++++ Records for the exercise ++++

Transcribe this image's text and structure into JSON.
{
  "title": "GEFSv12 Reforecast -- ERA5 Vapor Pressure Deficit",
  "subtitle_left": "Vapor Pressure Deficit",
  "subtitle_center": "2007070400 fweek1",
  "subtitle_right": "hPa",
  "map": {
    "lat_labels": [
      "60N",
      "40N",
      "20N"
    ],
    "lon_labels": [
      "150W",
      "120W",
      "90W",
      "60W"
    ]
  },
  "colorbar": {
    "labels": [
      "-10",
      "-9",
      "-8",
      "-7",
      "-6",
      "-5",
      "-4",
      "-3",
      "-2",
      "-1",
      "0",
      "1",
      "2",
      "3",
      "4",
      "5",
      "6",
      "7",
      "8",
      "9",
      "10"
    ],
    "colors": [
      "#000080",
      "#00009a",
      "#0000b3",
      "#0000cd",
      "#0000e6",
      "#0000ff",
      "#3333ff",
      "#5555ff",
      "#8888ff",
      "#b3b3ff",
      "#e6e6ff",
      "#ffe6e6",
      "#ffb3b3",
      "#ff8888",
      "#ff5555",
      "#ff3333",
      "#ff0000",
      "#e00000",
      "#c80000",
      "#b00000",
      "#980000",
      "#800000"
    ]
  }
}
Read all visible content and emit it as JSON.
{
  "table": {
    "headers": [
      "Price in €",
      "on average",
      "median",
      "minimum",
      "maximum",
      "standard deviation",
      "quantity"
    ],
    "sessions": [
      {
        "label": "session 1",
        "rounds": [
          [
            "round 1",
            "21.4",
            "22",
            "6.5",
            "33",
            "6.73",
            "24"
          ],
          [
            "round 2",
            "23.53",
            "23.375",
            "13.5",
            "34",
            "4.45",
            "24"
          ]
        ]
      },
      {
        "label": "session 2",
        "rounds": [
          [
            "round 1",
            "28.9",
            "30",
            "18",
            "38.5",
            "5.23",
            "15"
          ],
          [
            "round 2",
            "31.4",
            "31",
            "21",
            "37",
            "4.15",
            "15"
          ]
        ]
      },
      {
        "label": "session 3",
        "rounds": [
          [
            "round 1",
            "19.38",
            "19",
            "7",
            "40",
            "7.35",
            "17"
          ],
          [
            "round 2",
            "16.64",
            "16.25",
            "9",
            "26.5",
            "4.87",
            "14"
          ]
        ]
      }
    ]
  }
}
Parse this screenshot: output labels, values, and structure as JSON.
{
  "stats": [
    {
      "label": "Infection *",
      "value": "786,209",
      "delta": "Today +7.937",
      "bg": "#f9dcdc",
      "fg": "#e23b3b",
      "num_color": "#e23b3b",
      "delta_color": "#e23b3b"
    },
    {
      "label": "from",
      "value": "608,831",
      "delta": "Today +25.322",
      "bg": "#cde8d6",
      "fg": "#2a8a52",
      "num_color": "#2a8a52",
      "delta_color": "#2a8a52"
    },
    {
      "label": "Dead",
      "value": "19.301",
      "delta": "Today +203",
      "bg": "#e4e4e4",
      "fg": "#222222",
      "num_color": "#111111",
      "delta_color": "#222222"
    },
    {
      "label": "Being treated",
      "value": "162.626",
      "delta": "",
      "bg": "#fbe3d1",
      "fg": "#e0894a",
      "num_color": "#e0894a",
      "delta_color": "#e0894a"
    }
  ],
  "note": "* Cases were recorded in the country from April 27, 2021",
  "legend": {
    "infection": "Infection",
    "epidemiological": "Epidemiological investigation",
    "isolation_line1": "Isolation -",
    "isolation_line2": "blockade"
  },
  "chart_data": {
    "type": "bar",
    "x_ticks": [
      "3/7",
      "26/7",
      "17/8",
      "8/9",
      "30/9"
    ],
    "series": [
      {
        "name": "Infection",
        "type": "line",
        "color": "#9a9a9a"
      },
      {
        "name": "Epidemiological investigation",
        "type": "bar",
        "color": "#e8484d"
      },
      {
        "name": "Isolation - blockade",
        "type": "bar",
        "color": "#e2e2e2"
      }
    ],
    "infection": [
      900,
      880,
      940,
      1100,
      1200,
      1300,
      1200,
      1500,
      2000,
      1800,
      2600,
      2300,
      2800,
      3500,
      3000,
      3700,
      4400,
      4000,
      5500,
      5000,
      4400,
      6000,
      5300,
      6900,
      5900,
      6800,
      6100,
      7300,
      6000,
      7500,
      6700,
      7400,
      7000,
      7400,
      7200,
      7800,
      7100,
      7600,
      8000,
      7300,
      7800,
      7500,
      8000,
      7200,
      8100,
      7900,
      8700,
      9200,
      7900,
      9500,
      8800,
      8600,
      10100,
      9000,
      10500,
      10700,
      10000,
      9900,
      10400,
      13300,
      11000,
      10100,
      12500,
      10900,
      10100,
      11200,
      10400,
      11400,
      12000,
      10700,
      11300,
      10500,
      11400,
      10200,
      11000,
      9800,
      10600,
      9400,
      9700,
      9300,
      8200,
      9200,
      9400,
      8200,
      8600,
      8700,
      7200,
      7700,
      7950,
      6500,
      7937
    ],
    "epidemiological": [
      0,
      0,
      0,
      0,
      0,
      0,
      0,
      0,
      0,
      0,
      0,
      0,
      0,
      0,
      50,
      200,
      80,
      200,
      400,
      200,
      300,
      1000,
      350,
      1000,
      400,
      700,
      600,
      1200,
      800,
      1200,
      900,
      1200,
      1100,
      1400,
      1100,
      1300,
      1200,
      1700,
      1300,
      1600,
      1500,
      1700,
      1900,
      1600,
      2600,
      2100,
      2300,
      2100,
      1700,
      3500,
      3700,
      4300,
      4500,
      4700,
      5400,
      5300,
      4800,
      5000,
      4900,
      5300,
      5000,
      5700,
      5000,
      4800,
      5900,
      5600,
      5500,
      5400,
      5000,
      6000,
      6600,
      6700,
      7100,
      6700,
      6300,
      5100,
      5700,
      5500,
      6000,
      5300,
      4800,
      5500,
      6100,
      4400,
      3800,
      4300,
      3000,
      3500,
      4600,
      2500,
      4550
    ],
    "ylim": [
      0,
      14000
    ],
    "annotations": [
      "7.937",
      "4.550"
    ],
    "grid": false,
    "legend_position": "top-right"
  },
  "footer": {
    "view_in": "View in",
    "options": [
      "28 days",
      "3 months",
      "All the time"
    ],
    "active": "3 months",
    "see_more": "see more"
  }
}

++++

### Objective
Identify every line above with the string "Today" in it. Copy those lines.

### Answer to this exercise
      "delta": "Today +7.937",
      "delta": "Today +25.322",
      "delta": "Today +203",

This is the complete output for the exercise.